Goal: Make an exact copy of all the entries, with the pictures left out.

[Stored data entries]
* BEGIN *

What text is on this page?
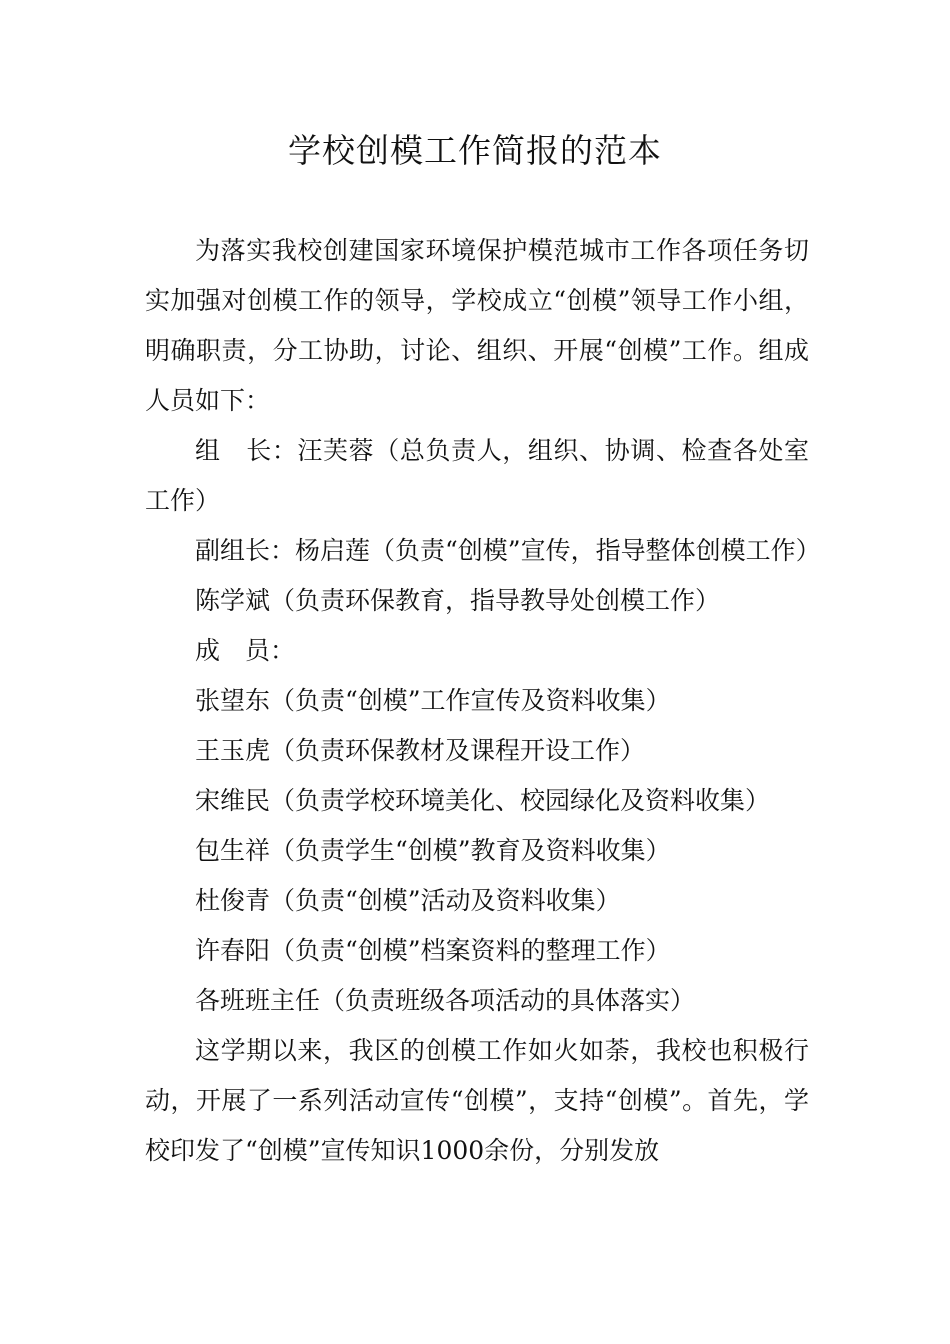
学校创模工作简报的范本

为落实我校创建国家环境保护模范城市工作各项任务切实加强对创模工作的领导，学校成立“创模”领导工作小组，明确职责，分工协助，讨论、组织、开展“创模”工作。组成人员如下：

组　长：汪芙蓉（总负责人，组织、协调、检查各处室工作）

副组长：杨启莲（负责“创模”宣传，指导整体创模工作）

陈学斌（负责环保教育，指导教导处创模工作）

成　员：

张望东（负责“创模”工作宣传及资料收集）

王玉虎（负责环保教材及课程开设工作）

宋维民（负责学校环境美化、校园绿化及资料收集）

包生祥（负责学生“创模”教育及资料收集）

杜俊青（负责“创模”活动及资料收集）

许春阳（负责“创模”档案资料的整理工作）

各班班主任（负责班级各项活动的具体落实）

这学期以来，我区的创模工作如火如荼，我校也积极行动，开展了一系列活动宣传“创模”，支持“创模”。首先，学校印发了“创模”宣传知识1000余份，分别发放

* END *

Result for this task:
What text is on this page?
学校创模工作简报的范本

为落实我校创建国家环境保护模范城市工作各项任务切实加强对创模工作的领导，学校成立“创模”领导工作小组，明确职责，分工协助，讨论、组织、开展“创模”工作。组成人员如下：

组　长：汪芙蓉（总负责人，组织、协调、检查各处室工作）

副组长：杨启莲（负责“创模”宣传，指导整体创模工作）

陈学斌（负责环保教育，指导教导处创模工作）

成　员：

张望东（负责“创模”工作宣传及资料收集）

王玉虎（负责环保教材及课程开设工作）

宋维民（负责学校环境美化、校园绿化及资料收集）

包生祥（负责学生“创模”教育及资料收集）

杜俊青（负责“创模”活动及资料收集）

许春阳（负责“创模”档案资料的整理工作）

各班班主任（负责班级各项活动的具体落实）

这学期以来，我区的创模工作如火如荼，我校也积极行动，开展了一系列活动宣传“创模”，支持“创模”。首先，学校印发了“创模”宣传知识1000余份，分别发放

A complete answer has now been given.